Records to use —
* * * * * * * * *
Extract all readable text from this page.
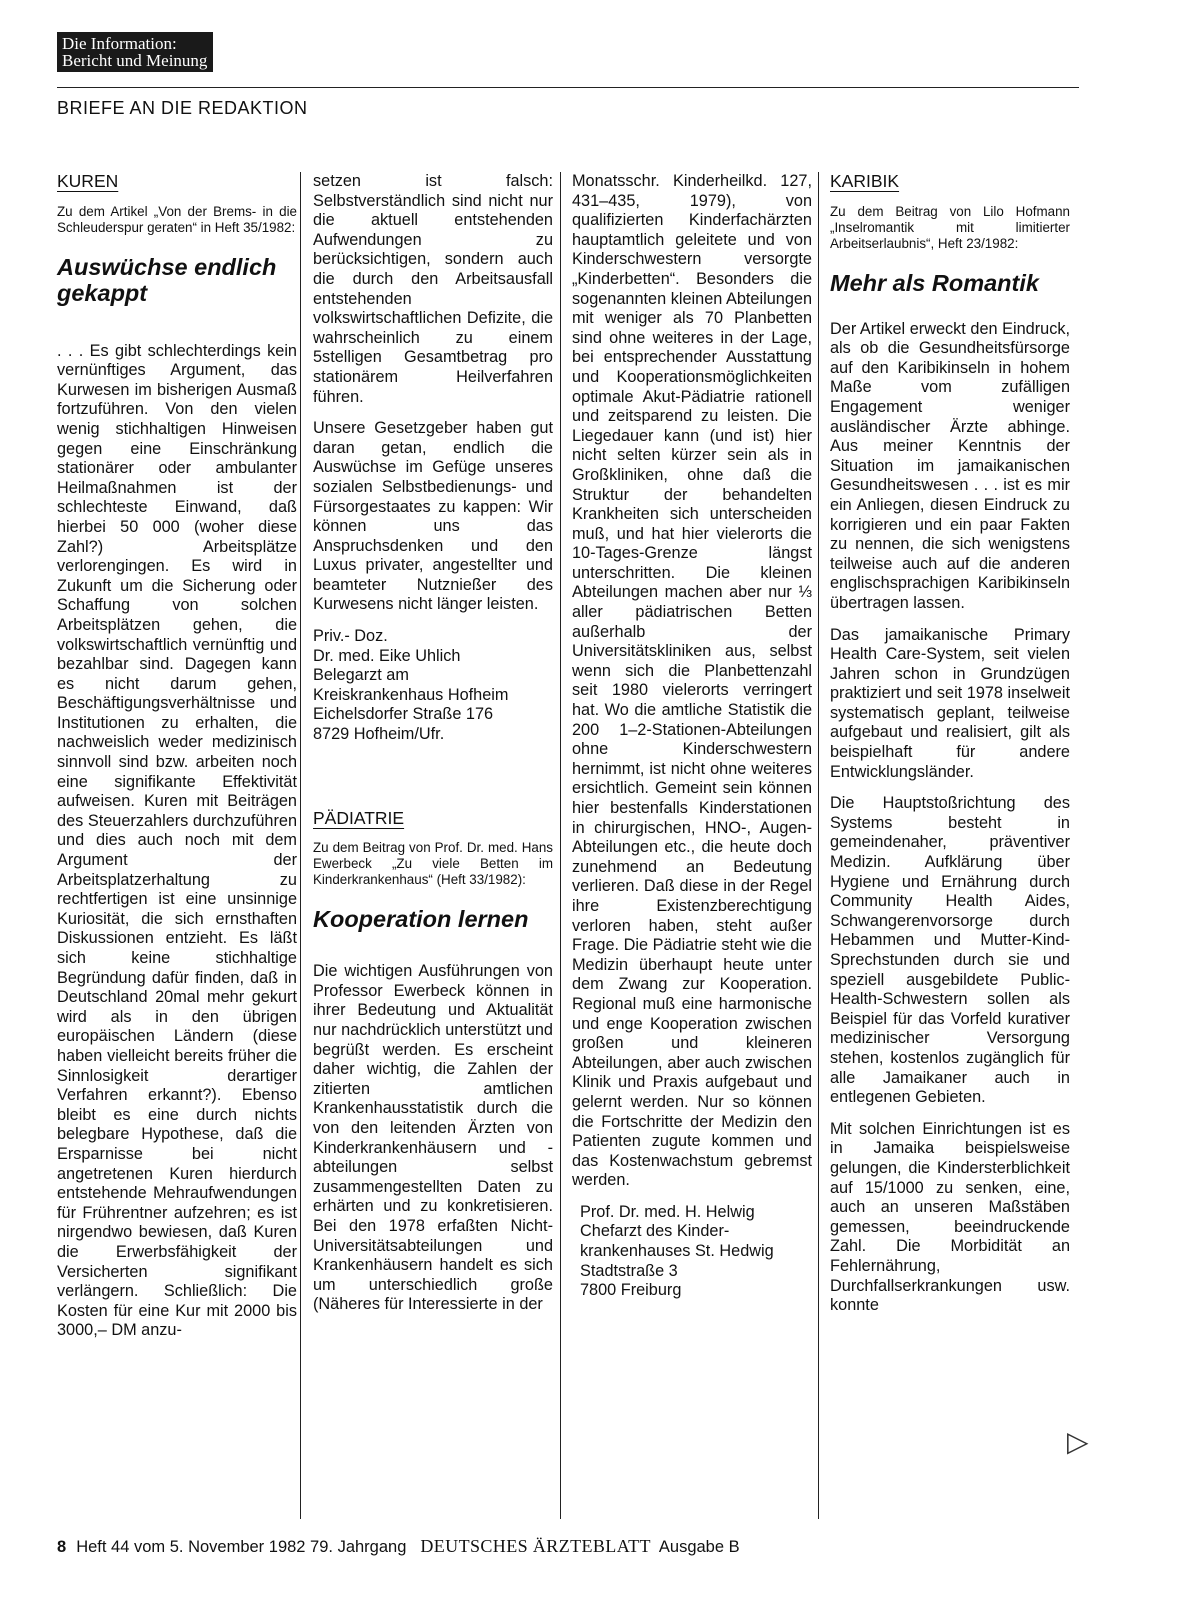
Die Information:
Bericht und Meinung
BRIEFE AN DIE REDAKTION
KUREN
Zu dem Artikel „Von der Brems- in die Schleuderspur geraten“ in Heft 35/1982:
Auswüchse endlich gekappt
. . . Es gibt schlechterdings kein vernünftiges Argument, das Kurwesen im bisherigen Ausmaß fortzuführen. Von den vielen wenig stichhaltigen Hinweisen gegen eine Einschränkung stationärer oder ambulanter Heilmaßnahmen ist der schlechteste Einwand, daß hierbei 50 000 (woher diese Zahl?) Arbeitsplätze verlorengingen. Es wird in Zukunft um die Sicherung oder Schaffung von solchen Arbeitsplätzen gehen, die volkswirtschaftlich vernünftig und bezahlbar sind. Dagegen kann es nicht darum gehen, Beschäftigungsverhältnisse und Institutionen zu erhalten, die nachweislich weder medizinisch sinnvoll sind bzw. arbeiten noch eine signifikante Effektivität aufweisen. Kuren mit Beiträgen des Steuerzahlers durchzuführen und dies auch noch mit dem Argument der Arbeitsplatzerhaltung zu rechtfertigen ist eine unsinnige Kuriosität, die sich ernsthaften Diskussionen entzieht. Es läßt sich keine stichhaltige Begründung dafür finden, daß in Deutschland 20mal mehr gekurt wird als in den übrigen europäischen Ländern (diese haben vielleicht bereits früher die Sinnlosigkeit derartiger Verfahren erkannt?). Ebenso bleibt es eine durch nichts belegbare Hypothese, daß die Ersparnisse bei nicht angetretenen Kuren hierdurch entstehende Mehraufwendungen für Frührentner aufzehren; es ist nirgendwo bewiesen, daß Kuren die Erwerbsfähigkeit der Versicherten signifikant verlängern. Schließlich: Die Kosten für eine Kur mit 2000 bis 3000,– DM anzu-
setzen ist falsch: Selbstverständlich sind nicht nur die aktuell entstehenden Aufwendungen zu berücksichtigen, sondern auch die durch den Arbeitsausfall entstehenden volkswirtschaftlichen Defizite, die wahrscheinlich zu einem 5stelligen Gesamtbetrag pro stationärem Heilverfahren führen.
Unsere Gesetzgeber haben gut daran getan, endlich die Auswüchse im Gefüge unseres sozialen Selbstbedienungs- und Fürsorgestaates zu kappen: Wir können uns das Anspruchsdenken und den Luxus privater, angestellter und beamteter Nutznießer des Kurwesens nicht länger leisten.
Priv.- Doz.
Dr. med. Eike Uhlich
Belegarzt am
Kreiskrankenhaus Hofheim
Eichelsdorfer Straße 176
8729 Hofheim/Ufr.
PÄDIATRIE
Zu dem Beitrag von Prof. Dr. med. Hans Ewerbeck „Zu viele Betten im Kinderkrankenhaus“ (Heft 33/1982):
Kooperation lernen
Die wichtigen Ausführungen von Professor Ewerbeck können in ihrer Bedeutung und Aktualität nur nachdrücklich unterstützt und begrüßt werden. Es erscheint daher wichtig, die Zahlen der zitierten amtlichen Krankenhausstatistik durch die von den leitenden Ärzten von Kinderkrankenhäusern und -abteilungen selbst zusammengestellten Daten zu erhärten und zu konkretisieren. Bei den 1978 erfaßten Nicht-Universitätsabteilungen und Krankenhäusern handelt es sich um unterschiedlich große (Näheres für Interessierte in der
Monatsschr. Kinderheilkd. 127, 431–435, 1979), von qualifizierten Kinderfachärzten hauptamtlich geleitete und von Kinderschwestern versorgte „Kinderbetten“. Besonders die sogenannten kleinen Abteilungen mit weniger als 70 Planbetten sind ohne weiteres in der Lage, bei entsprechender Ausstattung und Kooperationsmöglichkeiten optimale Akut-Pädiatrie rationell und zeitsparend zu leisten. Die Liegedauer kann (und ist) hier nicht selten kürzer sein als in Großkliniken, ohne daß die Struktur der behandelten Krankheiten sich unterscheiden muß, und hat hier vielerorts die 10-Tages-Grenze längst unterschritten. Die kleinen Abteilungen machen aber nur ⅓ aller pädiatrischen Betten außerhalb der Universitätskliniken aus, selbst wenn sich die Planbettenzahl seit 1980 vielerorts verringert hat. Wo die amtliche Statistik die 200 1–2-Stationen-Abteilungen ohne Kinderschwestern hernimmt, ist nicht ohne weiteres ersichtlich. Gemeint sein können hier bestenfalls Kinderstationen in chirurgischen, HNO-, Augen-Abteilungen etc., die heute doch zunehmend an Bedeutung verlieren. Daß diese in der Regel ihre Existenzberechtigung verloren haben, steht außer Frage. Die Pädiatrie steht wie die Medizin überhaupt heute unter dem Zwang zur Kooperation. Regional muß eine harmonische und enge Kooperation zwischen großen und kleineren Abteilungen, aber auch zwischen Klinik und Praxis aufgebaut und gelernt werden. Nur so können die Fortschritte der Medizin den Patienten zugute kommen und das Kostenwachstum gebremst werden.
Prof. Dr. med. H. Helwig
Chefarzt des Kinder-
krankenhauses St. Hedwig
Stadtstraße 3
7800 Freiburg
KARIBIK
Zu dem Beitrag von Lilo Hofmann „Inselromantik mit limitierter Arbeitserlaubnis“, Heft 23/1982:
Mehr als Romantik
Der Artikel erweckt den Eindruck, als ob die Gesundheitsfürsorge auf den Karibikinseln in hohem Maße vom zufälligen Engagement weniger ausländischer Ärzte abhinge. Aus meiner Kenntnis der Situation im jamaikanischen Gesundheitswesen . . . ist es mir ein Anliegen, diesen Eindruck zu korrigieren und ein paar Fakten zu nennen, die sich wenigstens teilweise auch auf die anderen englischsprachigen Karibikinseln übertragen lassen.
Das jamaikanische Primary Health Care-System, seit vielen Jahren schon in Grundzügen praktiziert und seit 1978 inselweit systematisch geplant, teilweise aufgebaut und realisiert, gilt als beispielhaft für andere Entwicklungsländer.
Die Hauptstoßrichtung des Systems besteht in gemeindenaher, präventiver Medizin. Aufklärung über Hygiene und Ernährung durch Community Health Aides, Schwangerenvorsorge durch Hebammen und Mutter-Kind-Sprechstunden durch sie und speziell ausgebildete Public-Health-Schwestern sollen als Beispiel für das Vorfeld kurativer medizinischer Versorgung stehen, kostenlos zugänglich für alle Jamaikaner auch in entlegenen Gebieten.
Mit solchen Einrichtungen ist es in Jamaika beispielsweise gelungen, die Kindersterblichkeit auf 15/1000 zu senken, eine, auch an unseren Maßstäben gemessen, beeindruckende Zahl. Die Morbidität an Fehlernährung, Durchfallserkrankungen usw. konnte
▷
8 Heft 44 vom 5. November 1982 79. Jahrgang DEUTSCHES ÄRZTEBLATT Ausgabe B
* * * * * * * * *
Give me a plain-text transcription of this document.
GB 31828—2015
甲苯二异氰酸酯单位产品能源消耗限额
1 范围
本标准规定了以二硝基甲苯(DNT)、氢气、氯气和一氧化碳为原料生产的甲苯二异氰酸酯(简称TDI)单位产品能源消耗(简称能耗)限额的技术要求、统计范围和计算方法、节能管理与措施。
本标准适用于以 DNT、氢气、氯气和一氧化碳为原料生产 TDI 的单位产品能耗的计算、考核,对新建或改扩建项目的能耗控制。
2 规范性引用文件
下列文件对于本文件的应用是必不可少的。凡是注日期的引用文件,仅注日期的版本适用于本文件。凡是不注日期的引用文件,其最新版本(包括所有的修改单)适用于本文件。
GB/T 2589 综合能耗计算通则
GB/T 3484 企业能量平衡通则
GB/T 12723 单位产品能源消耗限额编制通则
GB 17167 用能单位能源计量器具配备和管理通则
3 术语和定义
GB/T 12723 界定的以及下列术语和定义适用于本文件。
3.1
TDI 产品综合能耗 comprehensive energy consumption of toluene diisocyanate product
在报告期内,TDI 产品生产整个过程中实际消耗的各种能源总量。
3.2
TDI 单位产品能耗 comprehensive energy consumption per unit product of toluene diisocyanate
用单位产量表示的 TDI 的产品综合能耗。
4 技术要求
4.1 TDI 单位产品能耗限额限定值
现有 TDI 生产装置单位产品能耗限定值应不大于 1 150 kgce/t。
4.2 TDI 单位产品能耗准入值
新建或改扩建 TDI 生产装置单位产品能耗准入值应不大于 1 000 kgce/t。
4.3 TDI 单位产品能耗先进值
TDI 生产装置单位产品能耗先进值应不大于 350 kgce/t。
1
* * * * * * * * *
Work required — Copy, from the material, each line that holds the string "consumption".

Exercise output —
TDI 产品综合能耗 comprehensive energy consumption of toluene diisocyanate product
TDI 单位产品能耗 comprehensive energy consumption per unit product of toluene diisocyanate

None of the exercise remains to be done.